Goal of the exercise. Scan the lines below; pull out those with "était".

Exercise data.

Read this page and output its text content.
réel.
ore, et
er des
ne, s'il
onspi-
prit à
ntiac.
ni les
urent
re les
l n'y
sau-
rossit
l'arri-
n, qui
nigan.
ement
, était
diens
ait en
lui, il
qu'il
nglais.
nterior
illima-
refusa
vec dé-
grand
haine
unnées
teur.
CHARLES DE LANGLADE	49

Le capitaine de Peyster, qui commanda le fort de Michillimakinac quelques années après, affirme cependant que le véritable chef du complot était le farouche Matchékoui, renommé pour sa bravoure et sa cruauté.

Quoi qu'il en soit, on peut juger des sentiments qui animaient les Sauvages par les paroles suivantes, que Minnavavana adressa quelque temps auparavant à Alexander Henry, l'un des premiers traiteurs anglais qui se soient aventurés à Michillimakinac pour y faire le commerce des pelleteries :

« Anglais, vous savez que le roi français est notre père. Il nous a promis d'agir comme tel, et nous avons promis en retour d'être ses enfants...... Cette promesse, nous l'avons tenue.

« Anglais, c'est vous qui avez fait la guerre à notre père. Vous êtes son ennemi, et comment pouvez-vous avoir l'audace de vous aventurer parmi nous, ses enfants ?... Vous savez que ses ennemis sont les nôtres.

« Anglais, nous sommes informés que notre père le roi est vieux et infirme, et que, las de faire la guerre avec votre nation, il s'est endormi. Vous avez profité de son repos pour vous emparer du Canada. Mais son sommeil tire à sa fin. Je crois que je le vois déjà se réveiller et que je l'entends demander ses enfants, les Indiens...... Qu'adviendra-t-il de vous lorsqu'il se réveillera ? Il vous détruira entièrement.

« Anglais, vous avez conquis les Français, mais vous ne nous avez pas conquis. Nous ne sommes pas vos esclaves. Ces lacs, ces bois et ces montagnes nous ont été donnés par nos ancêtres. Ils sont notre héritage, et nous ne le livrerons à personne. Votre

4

Reply to the task.
, était
Le capitaine de Peyster, qui commanda le fort de Michillimakinac quelques années après, affirme cependant que le véritable chef du complot était le farouche Matchékoui, renommé pour sa bravoure et sa cruauté.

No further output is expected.